[Records excerpted from a collection]
[start]

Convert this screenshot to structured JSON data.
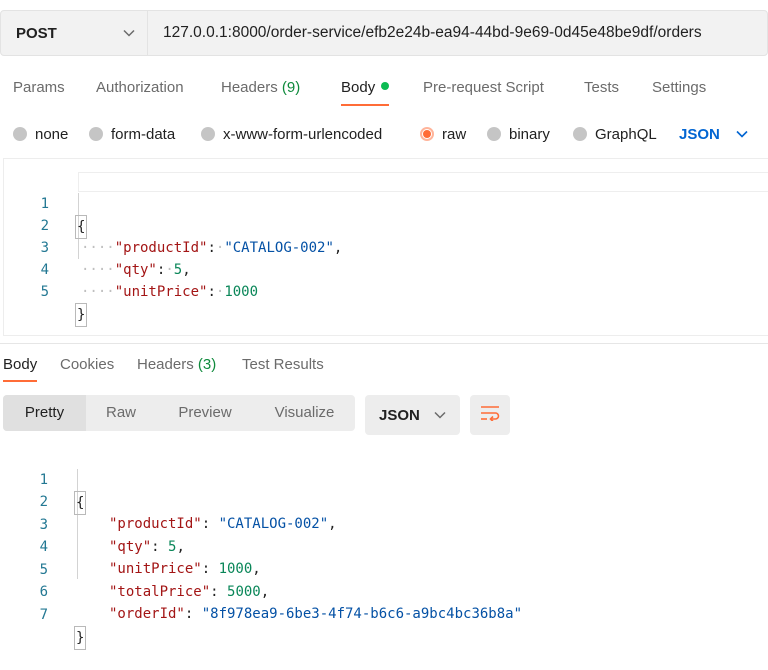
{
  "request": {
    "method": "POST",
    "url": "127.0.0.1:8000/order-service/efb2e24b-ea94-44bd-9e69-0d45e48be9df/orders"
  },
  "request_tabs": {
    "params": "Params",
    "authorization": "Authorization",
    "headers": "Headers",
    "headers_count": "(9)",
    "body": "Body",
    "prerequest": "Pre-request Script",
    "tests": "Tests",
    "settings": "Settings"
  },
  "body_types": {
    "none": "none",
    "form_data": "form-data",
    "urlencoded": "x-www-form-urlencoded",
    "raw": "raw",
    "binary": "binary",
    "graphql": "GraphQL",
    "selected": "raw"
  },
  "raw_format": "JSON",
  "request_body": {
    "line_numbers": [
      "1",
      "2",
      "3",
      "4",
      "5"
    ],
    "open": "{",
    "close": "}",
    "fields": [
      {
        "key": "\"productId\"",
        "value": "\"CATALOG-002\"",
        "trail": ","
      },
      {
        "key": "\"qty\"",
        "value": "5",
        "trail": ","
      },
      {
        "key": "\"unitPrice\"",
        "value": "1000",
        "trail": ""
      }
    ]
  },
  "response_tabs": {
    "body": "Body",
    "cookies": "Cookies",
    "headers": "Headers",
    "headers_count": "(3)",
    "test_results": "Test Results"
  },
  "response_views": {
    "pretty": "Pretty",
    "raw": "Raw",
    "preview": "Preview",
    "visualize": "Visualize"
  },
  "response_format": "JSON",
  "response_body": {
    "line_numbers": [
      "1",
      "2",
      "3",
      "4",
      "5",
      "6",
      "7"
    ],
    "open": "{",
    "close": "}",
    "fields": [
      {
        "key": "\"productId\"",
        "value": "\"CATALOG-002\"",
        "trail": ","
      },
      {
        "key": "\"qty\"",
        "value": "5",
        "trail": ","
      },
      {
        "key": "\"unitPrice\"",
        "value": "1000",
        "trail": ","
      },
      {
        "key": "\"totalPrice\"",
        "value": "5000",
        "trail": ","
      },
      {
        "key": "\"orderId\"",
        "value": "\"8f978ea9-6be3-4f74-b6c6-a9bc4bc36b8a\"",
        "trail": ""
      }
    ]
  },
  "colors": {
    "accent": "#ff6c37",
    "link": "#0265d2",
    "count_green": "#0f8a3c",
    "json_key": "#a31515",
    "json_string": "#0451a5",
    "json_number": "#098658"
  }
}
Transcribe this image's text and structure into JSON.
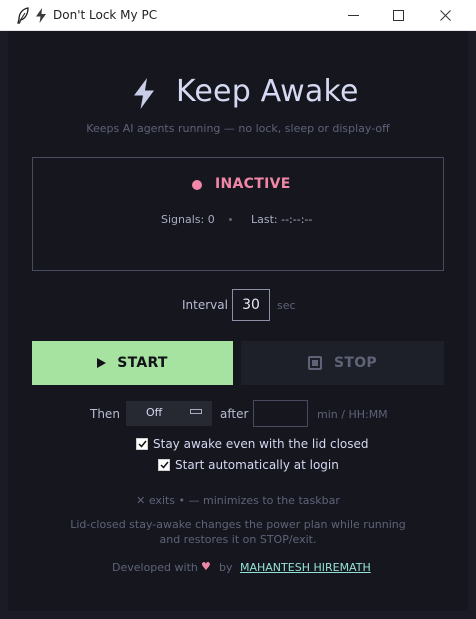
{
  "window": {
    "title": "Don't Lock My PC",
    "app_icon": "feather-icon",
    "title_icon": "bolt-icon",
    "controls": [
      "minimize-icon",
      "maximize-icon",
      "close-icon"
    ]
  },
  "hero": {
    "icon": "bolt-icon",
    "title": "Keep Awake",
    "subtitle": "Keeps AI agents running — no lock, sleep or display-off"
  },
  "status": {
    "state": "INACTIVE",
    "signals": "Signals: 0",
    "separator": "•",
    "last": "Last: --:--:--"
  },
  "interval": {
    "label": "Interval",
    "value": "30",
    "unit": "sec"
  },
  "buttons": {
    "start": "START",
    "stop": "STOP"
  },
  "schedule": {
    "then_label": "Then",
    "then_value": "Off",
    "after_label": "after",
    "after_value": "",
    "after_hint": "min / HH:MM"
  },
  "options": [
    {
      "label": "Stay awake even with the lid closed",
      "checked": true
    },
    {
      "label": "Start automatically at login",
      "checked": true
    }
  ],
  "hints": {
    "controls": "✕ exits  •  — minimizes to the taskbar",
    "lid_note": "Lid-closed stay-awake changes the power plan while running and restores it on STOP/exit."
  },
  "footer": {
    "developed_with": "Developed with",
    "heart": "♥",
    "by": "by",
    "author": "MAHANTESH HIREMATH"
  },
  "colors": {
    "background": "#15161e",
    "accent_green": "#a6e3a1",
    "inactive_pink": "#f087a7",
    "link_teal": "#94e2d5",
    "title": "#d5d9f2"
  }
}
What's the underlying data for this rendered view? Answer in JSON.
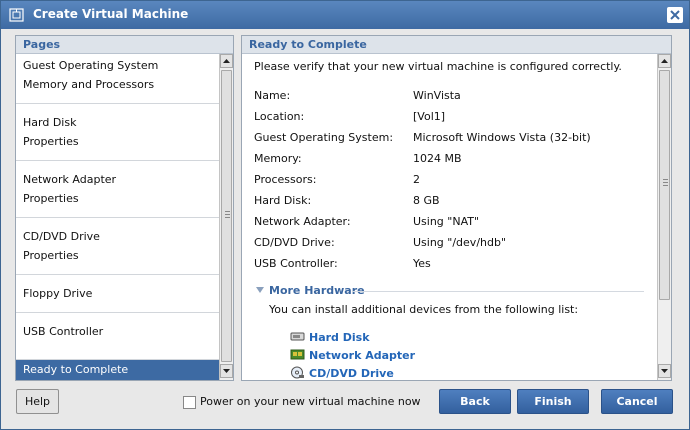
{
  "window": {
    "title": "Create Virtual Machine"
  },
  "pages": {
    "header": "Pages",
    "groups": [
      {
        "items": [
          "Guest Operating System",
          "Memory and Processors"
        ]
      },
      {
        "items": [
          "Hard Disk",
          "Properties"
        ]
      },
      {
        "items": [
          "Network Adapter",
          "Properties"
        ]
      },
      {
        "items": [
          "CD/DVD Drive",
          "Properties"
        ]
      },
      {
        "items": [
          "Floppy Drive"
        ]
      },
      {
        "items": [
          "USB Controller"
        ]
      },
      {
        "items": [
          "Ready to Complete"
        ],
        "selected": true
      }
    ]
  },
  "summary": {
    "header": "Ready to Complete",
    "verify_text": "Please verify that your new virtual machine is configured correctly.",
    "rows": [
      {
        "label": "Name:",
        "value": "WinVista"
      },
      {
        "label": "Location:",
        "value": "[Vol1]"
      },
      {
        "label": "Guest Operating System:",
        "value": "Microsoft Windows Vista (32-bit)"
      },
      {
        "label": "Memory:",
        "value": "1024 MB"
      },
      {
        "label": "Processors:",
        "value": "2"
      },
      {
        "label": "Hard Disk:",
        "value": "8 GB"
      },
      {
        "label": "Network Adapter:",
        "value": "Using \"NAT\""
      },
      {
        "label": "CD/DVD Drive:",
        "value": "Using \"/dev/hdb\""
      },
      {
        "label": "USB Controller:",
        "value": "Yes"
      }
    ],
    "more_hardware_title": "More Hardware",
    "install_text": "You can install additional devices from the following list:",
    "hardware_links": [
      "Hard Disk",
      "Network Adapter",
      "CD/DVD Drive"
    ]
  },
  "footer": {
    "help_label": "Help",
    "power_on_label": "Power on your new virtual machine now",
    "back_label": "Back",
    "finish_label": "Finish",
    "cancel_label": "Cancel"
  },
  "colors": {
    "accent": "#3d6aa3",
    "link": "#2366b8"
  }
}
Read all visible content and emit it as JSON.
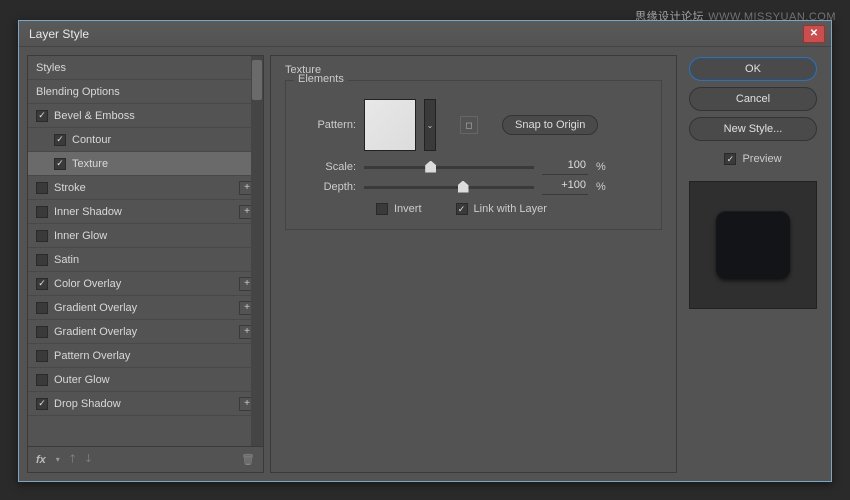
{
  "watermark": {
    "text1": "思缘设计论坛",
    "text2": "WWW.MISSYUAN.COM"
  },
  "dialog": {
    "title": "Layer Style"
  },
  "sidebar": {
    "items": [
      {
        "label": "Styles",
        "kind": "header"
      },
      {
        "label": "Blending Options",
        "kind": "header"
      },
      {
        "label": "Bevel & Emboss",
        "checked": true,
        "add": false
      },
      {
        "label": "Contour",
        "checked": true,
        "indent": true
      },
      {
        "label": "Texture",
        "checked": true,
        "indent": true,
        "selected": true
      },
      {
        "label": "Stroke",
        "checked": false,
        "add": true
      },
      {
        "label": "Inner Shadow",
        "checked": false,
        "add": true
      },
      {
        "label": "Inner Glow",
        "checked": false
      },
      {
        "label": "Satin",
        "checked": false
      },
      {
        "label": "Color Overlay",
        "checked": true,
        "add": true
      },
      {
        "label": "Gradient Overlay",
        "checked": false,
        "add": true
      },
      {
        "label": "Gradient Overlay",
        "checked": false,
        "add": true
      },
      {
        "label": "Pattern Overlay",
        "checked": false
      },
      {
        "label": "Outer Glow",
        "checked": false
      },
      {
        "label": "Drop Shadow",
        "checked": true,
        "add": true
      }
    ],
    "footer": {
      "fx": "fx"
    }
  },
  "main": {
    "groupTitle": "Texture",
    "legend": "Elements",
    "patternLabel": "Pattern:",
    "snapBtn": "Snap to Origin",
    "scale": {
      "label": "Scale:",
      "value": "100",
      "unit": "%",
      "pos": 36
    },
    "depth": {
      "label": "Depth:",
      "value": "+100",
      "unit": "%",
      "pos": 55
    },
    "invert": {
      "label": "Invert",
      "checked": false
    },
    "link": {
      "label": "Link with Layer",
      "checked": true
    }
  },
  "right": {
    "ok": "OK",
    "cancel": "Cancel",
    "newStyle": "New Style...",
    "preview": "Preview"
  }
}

[end]

### Aim of the exercise
State only how many lines in the material include "Controller".

### Exercise solution
2